El control de esfínteres, en los niños.

   El control de esfínteres, en los niños, ¿sabes como ayudarles?.

   El control de esfínteres, es el control voluntario y consciente de la vejiga y el recto. Esto implica, por tanto, que ha de haber conocimiento y voluntad para poder controlar; que no depende del azar; que el control ha de ser continuo en el tiempo, y que no solo tiene que controlarse la orina, también las heces.

 

 

   Es uno de los retos más complejos a los que se va a enfrentar un niño en los tres primeros años. Para que se logre este reto y el niño esté listo, ha de estar maduro desde diferentes puntos de vista, y estos niveles de madurez tienen que darse a la vez:

   Nivel motor, cognitivo, neuronal, intelectual y emocional.

   Que halla logrado un nivel de lenguaje es importante, tiene que entender los mensajes verbales.

   El niño tiene que ser capaz de entender lo que supone el reto y lo que supone controlar el esfínter.

   No se puede acelerar ni forzar,  es esencial respetar el ritmo individual de cada uno.

   Suele coincidir con una etapa de negativismo y rebeldía,  es frecuente que algunos niños no se quieran sentar, no sucede nada, no insistir, ya que es un reto del niño, no de los padres y hay que esperar a que se sienta capaz de afrontarlo.

   Lo que si pueden  hacer los padres o cuidadores es reforzar cualquier avance y tener mucha paciencia.

**Preguntas de estudio:**
a. En el texto sobre el control de esfínteres, ¿con qué etapa del niño se dice que suele coincidir este aprendizaje?
b. Prosigue el texto sobre el control de esfínteres a partir de su última oración.

**Datos para examinar:**
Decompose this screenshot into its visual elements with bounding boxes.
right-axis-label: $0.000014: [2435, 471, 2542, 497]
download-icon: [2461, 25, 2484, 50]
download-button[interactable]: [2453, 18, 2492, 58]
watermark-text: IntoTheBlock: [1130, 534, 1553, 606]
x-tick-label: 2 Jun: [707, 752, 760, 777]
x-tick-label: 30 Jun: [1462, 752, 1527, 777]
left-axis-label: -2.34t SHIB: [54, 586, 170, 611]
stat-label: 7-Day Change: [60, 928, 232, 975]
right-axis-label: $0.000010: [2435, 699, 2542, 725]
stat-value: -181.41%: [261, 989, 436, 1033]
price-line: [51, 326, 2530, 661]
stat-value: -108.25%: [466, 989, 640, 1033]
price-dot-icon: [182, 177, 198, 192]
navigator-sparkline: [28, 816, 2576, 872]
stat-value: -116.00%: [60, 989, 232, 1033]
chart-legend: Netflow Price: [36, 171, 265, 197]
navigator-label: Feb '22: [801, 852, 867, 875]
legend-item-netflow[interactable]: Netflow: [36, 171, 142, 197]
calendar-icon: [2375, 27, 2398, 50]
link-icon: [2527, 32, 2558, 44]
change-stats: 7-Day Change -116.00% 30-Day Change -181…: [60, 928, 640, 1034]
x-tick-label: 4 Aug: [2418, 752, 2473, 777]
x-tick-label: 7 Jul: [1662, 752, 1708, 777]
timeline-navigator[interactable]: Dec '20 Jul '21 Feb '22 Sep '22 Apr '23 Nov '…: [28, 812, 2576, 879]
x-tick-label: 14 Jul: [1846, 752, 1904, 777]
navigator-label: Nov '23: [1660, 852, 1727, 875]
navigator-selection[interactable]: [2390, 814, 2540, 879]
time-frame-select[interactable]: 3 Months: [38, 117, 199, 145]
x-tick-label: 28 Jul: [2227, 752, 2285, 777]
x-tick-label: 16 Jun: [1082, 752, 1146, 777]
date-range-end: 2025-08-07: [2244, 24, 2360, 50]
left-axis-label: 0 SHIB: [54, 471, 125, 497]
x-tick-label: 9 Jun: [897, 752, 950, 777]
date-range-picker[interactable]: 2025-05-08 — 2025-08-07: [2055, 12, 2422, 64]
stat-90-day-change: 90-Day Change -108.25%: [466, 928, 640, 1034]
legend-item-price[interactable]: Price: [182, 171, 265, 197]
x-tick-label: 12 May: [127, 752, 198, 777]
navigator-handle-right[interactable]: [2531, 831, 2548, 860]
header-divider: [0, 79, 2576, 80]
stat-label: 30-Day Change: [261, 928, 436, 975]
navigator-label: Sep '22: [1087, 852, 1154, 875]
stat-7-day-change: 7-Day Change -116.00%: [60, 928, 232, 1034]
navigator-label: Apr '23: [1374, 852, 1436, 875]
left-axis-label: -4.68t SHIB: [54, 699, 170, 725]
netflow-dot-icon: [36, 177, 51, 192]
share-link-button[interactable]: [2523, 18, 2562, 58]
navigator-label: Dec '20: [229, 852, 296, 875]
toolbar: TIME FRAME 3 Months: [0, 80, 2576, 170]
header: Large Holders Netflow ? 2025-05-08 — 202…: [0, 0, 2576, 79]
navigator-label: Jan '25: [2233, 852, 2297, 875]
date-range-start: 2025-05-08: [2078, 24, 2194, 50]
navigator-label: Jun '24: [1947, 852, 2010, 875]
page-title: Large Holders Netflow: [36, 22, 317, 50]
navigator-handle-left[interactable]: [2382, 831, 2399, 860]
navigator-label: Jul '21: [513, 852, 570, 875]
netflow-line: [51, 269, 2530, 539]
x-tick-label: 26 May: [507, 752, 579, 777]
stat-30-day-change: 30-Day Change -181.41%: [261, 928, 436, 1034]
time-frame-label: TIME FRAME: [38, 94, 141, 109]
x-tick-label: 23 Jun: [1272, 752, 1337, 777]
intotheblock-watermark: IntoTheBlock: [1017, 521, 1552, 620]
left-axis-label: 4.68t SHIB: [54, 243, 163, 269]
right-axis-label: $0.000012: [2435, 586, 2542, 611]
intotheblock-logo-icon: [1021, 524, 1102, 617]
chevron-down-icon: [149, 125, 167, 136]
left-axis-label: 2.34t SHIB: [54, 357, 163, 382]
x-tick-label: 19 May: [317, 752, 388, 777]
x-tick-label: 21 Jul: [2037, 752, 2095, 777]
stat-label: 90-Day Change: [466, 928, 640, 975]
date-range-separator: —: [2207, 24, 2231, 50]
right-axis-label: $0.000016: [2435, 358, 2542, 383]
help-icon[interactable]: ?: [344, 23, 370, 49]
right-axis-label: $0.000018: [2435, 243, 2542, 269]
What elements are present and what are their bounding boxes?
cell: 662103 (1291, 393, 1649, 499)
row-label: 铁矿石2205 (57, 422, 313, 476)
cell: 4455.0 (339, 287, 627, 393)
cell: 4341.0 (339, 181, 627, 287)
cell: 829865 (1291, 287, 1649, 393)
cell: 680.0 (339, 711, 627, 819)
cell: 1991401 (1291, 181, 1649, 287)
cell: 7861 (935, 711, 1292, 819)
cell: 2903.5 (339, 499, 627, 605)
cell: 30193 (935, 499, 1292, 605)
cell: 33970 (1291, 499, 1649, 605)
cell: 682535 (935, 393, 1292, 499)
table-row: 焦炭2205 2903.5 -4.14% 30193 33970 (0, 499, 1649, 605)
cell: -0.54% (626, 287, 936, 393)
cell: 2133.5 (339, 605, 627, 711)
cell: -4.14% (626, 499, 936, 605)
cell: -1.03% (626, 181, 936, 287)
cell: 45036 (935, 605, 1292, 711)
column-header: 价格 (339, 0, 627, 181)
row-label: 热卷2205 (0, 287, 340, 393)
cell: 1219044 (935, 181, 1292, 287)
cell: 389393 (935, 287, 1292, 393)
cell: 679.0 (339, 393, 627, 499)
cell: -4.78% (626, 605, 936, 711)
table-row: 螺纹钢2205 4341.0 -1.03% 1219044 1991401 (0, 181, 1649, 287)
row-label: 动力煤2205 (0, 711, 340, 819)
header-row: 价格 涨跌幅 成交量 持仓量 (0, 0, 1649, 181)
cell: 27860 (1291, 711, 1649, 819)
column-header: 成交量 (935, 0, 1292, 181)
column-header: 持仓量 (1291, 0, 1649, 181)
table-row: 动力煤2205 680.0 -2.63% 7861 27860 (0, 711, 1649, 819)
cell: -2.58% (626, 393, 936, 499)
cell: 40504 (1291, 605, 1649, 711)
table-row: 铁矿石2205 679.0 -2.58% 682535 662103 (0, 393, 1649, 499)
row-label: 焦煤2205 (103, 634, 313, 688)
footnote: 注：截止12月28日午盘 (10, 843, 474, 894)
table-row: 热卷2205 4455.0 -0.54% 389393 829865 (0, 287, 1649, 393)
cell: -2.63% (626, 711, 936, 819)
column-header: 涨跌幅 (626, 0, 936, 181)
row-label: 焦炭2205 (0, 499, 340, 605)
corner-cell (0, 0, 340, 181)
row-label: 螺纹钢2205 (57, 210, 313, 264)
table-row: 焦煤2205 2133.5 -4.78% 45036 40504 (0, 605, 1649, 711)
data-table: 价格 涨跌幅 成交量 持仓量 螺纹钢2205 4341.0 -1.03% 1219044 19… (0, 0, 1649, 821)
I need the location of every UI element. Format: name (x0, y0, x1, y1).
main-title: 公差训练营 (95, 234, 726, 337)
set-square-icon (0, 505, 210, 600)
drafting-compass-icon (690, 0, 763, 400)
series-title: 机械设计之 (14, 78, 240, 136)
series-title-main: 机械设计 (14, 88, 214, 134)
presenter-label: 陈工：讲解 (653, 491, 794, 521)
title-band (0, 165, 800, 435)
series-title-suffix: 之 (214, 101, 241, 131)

**Respuestas del ejercicio:**
a. Con una etapa de negativismo y rebeldía.

b.
Algunos consejos:

   Comenzar a ofrecerles que se sienten a la hora del baño, cuando tienen alrededor de 22 meses, que ya son lo suficientemente capaces de entender lo que les pedimos y tienen una autonomía bastante desarrollada.

   Al principio, la mayoría prefieren el orinal, se recomienda utilizar uno sin ningún tipo de distractores, además, que siempre este en el mismo sitio, es decir en el baño, no que vaya por la casa de un lugar a otro.

   Se pueden reforzar los avances utilizando refuerzos materiales o sociales; mejor los sociales, una alabanza pública, chocar los cinco o un abrazo.

   Si alguna ves se utilizan refuerzos materiales, es importante no amenazarles ni chantajearles. Hay niños que sólo se quieren sentar por el privilegio que consiguen ya sea un juguete, un caramelo o chocolate. Esto no es efectivo, mientras que el refuerzo social siempre funciona y le ayudará a mejorar su autoestima. 

   Es importante que los padres  no tengan prisa, sólo hay que ser paciente y esperar a que estén preparados.

   Ante cualquier duda consulte a un profesional.